[Entries from a dataset]

┄┄┄┄┄┄

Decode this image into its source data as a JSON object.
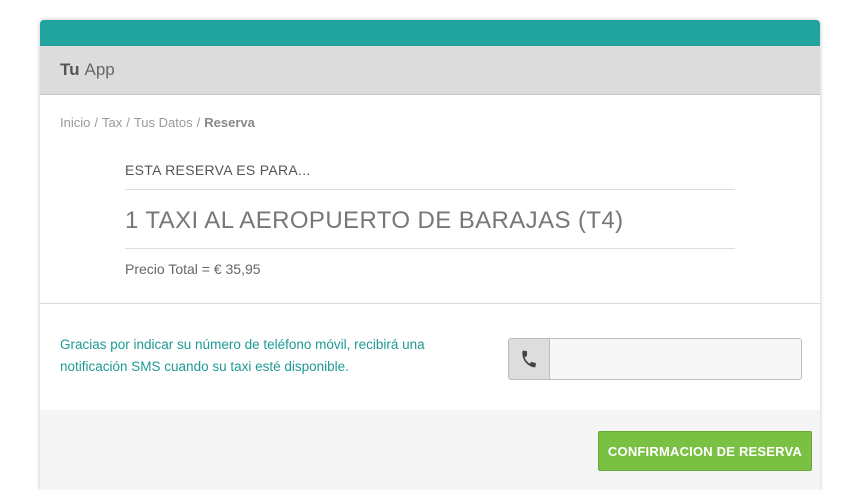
{
  "colors": {
    "accent": "#21a39e",
    "header_bg": "#dcdcdc",
    "note_text": "#1e9a96",
    "confirm_button": "#7ac143"
  },
  "header": {
    "brand_bold": "Tu",
    "brand_rest": "App"
  },
  "breadcrumb": {
    "items": [
      "Inicio",
      "Tax",
      "Tus Datos"
    ],
    "separator": "/",
    "current": "Reserva"
  },
  "summary": {
    "for_label": "ESTA RESERVA ES PARA...",
    "trip_title": "1 TAXI AL AEROPUERTO DE BARAJAS (T4)",
    "total": "Precio Total = € 35,95"
  },
  "phone": {
    "note": "Gracias por indicar su número de teléfono móvil, recibirá una notificación SMS cuando su taxi esté disponible.",
    "icon": "phone-icon",
    "value": "",
    "placeholder": ""
  },
  "footer": {
    "confirm_label": "CONFIRMACION DE RESERVA"
  }
}
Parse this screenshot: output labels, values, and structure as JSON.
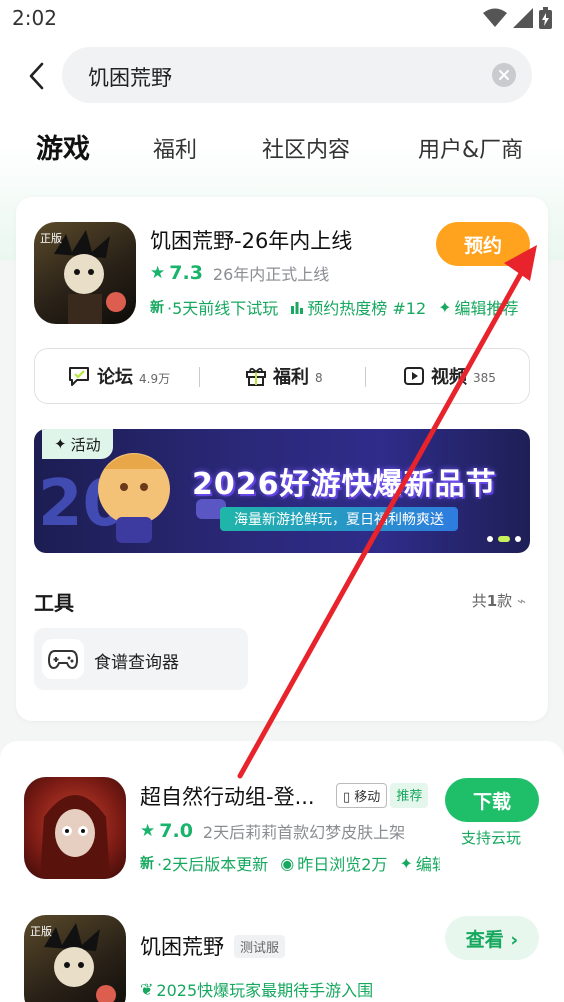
{
  "status_bar": {
    "time": "2:02"
  },
  "search": {
    "query": "饥困荒野"
  },
  "tabs": [
    {
      "label": "游戏",
      "active": true
    },
    {
      "label": "福利"
    },
    {
      "label": "社区内容"
    },
    {
      "label": "用户&厂商"
    }
  ],
  "main_game": {
    "badge": "正版",
    "name": "饥困荒野-26年内上线",
    "score": "7.3",
    "release": "26年内正式上线",
    "tags": [
      {
        "prefix": "新",
        "text": "·5天前线下试玩"
      },
      {
        "prefix": "",
        "text": "预约热度榜 #12"
      },
      {
        "prefix": "",
        "text": "编辑推荐"
      }
    ],
    "reserve_label": "预约",
    "quick_links": [
      {
        "label": "论坛",
        "count": "4.9万"
      },
      {
        "label": "福利",
        "count": "8"
      },
      {
        "label": "视频",
        "count": "385"
      }
    ],
    "banner": {
      "badge": "活动",
      "title": "2026好游快爆新品节",
      "subtitle": "海量新游抢鲜玩，夏日福利畅爽送"
    },
    "tools": {
      "title": "工具",
      "count_prefix": "共",
      "count": "1",
      "count_suffix": "款",
      "items": [
        {
          "label": "食谱查询器"
        }
      ]
    }
  },
  "results": [
    {
      "name": "超自然行动组-登...",
      "platform_chip": "移动",
      "rec_chip": "推荐",
      "score": "7.0",
      "desc": "2天后莉莉首款幻梦皮肤上架",
      "tags": [
        {
          "prefix": "新",
          "text": "·2天后版本更新"
        },
        {
          "prefix": "",
          "text": "昨日浏览2万"
        },
        {
          "prefix": "",
          "text": "编辑推荐"
        }
      ],
      "action": "下载",
      "action_sub": "支持云玩"
    },
    {
      "badge": "正版",
      "name": "饥困荒野",
      "test_chip": "测试服",
      "desc": "2025快爆玩家最期待手游入围",
      "action": "查看 ›"
    }
  ],
  "colors": {
    "accent_green": "#19b36b",
    "reserve_orange": "#ffa21d",
    "annotation_red": "#e8232b"
  }
}
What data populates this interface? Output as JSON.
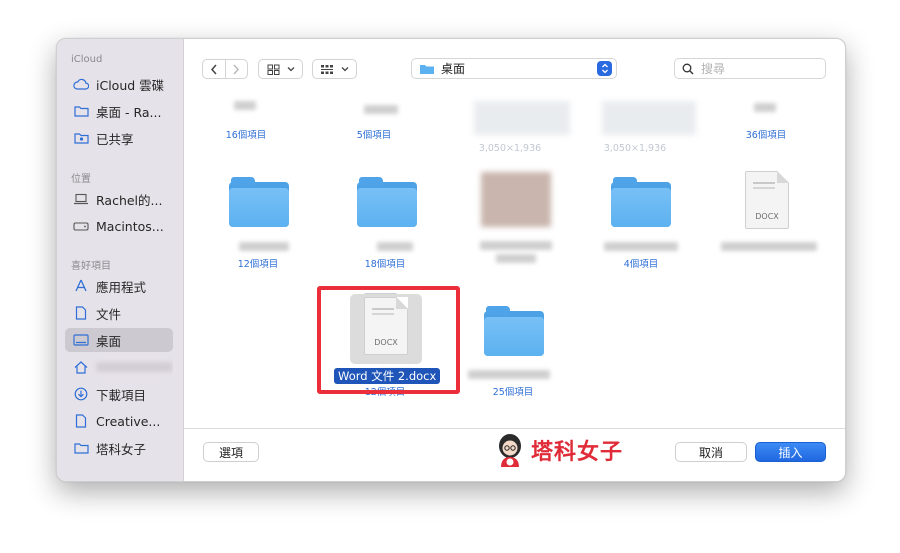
{
  "sidebar": {
    "sections": [
      "iCloud",
      "位置",
      "喜好項目"
    ],
    "items": [
      {
        "label": "iCloud 雲碟",
        "icon": "cloud-icon"
      },
      {
        "label": "桌面 - Ra...",
        "icon": "folder-icon"
      },
      {
        "label": "已共享",
        "icon": "shared-folder-icon"
      },
      {
        "label": "Rachel的...",
        "icon": "laptop-icon"
      },
      {
        "label": "Macintos...",
        "icon": "disk-icon"
      },
      {
        "label": "應用程式",
        "icon": "apps-icon"
      },
      {
        "label": "文件",
        "icon": "document-icon"
      },
      {
        "label": "桌面",
        "icon": "desktop-icon",
        "selected": true
      },
      {
        "label": "",
        "icon": "home-icon"
      },
      {
        "label": "下載項目",
        "icon": "download-icon"
      },
      {
        "label": "Creative...",
        "icon": "file-icon"
      },
      {
        "label": "塔科女子",
        "icon": "folder-icon"
      }
    ]
  },
  "toolbar": {
    "location": "桌面",
    "search_placeholder": "搜尋"
  },
  "grid": {
    "row1": [
      "16個項目",
      "5個項目",
      "3,050×1,936",
      "3,050×1,936",
      "36個項目"
    ],
    "row2": [
      "12個項目",
      "18個項目",
      "",
      "4個項目",
      "DOCX"
    ],
    "row3": [
      "DOCX",
      "12個項目",
      "25個項目"
    ],
    "selected_file": "Word 文件 2.docx"
  },
  "footer": {
    "options_label": "選項",
    "watermark": "塔科女子",
    "cancel_label": "取消",
    "insert_label": "插入"
  },
  "colors": {
    "accent": "#1f67e0",
    "highlight": "#ec2d3a",
    "folder": "#5cb1f0"
  }
}
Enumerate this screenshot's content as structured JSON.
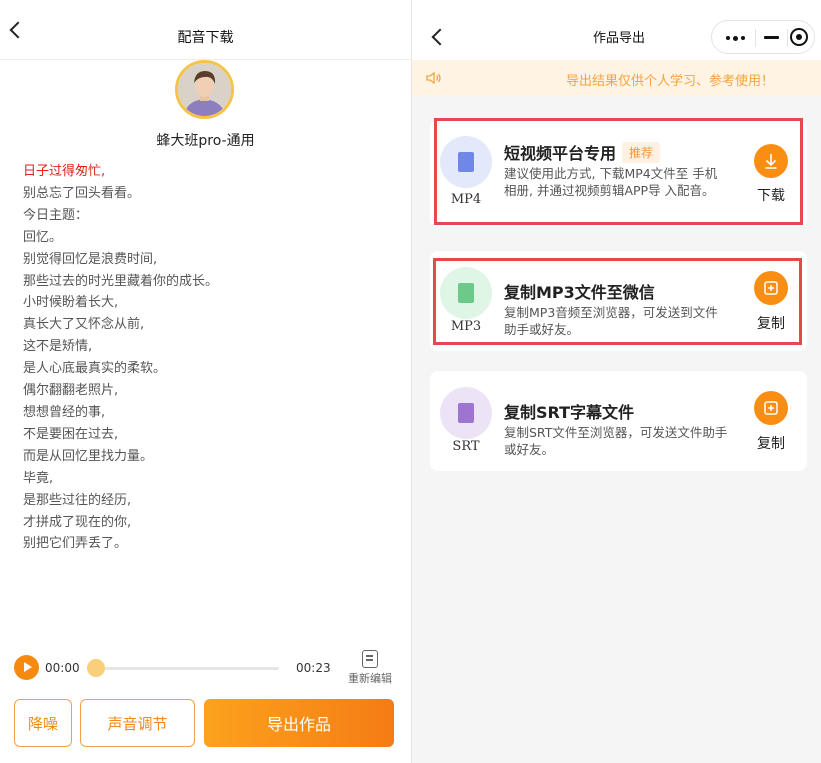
{
  "left": {
    "title": "配音下载",
    "voice_name": "蜂大班pro-通用",
    "lyrics": [
      "日子过得匆忙,",
      "别总忘了回头看看。",
      "今日主题：",
      "回忆。",
      "别觉得回忆是浪费时间,",
      "那些过去的时光里藏着你的成长。",
      "小时候盼着长大,",
      "真长大了又怀念从前,",
      "这不是矫情,",
      "是人心底最真实的柔软。",
      "偶尔翻翻老照片,",
      "想想曾经的事,",
      "不是要困在过去,",
      "而是从回忆里找力量。",
      "毕竟,",
      "是那些过往的经历,",
      "才拼成了现在的你,",
      "别把它们弄丢了。"
    ],
    "player": {
      "current_time": "00:00",
      "duration": "00:23",
      "progress": 0,
      "reedit_label": "重新编辑"
    },
    "buttons": {
      "denoise": "降噪",
      "sound_adjust": "声音调节",
      "export": "导出作品"
    }
  },
  "right": {
    "title": "作品导出",
    "notice": "导出结果仅供个人学习、参考使用！",
    "cards": [
      {
        "format": "MP4",
        "title": "短视频平台专用",
        "tag": "推荐",
        "desc": "建议使用此方式, 下载MP4文件至 手机相册, 并通过视频剪辑APP导 入配音。",
        "action": "下载",
        "icon": "download-icon"
      },
      {
        "format": "MP3",
        "title": "复制MP3文件至微信",
        "desc": "复制MP3音频至浏览器，可发送到文件助手或好友。",
        "action": "复制",
        "icon": "copy-icon"
      },
      {
        "format": "SRT",
        "title": "复制SRT字幕文件",
        "desc": "复制SRT文件至浏览器，可发送文件助手或好友。",
        "action": "复制",
        "icon": "copy-icon"
      }
    ]
  },
  "colors": {
    "accent": "#f68a0f",
    "highlight_red": "#e0201b",
    "notice_text": "#f5a33f",
    "annotation_box": "#e5484d"
  }
}
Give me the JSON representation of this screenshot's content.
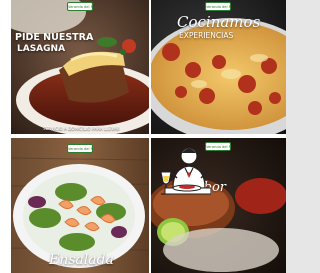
{
  "tiles": [
    {
      "title_line1": "PIDE NUESTRA",
      "title_line2": "LASAGNA",
      "footer": "SERVICIO A DOMICILIO PARA LLEVAR",
      "badge": "Veranda del Parque"
    },
    {
      "script_title": "Cocinamos",
      "subtitle": "EXPERIENCIAS",
      "badge": "Veranda del Parque"
    },
    {
      "script_title": "Ensalada",
      "badge": "Veranda del Parque"
    },
    {
      "script_title": "Sabor",
      "badge": "Veranda del Parque"
    }
  ],
  "colors": {
    "badge_green": "#2f7d32",
    "background": "#ffffff"
  },
  "icons": {
    "overlay": "restaurant-dining-icon"
  }
}
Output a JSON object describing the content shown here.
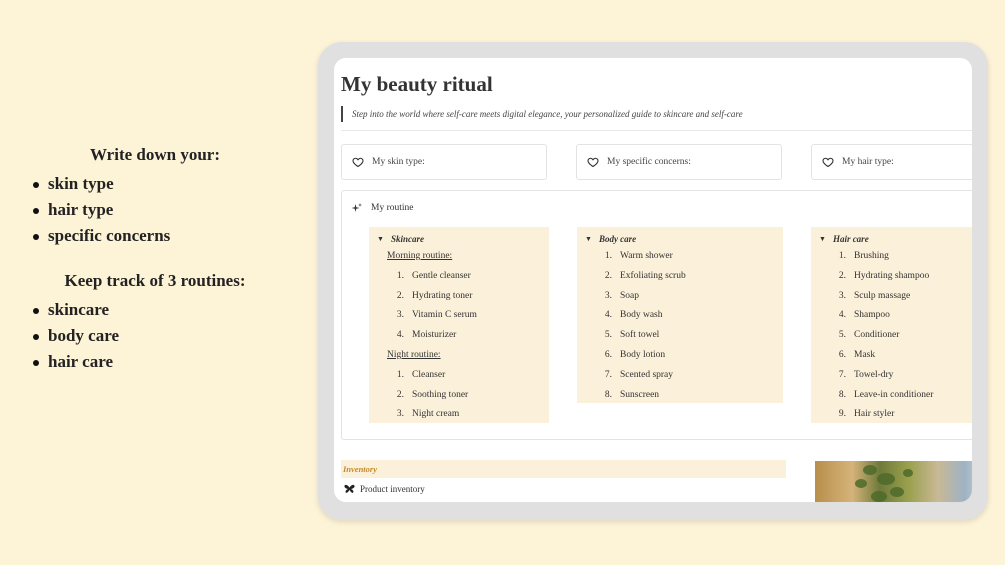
{
  "promo": {
    "heading1": "Write down your:",
    "list1": [
      "skin type",
      "hair type",
      "specific concerns"
    ],
    "heading2": "Keep track of 3 routines:",
    "list2": [
      "skincare",
      "body care",
      "hair care"
    ]
  },
  "page": {
    "title": "My beauty ritual",
    "quote": "Step into the world where self-care meets digital elegance, your personalized guide to skincare and self-care"
  },
  "attributes": {
    "skin_type": "My skin type:",
    "concerns": "My specific concerns:",
    "hair_type": "My hair type:"
  },
  "routine": {
    "heading": "My routine",
    "skincare": {
      "title": "Skincare",
      "morning_label": "Morning routine:",
      "morning": [
        "Gentle cleanser",
        "Hydrating toner",
        "Vitamin C serum",
        "Moisturizer"
      ],
      "night_label": "Night routine:",
      "night": [
        "Cleanser",
        "Soothing toner",
        "Night cream"
      ]
    },
    "bodycare": {
      "title": "Body care",
      "items": [
        "Warm shower",
        "Exfoliating scrub",
        "Soap",
        "Body wash",
        "Soft towel",
        "Body lotion",
        "Scented spray",
        "Sunscreen"
      ]
    },
    "haircare": {
      "title": "Hair care",
      "items": [
        "Brushing",
        "Hydrating shampoo",
        "Sculp massage",
        "Shampoo",
        "Conditioner",
        "Mask",
        "Towel-dry",
        "Leave-in conditioner",
        "Hair styler"
      ]
    }
  },
  "inventory": {
    "title": "Inventory",
    "link": "Product inventory"
  },
  "colors": {
    "background": "#fdf3d7",
    "toggle_bg": "#fbf0d9",
    "inventory_accent": "#c78a26"
  },
  "icons": [
    "heart-icon",
    "sparkle-icon",
    "toggle-triangle-icon",
    "butterfly-icon"
  ]
}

┄┄┄┄┄┄

■ WHAT IS BEING ASKED: Show every line from the listing above in which the string "content" appears.

■ EXERCISE ANSWER:
Enumerate this screenshot's content as structured JSON.
Give me the JSON representation of this screenshot's content.
Output a JSON object describing the content shown here.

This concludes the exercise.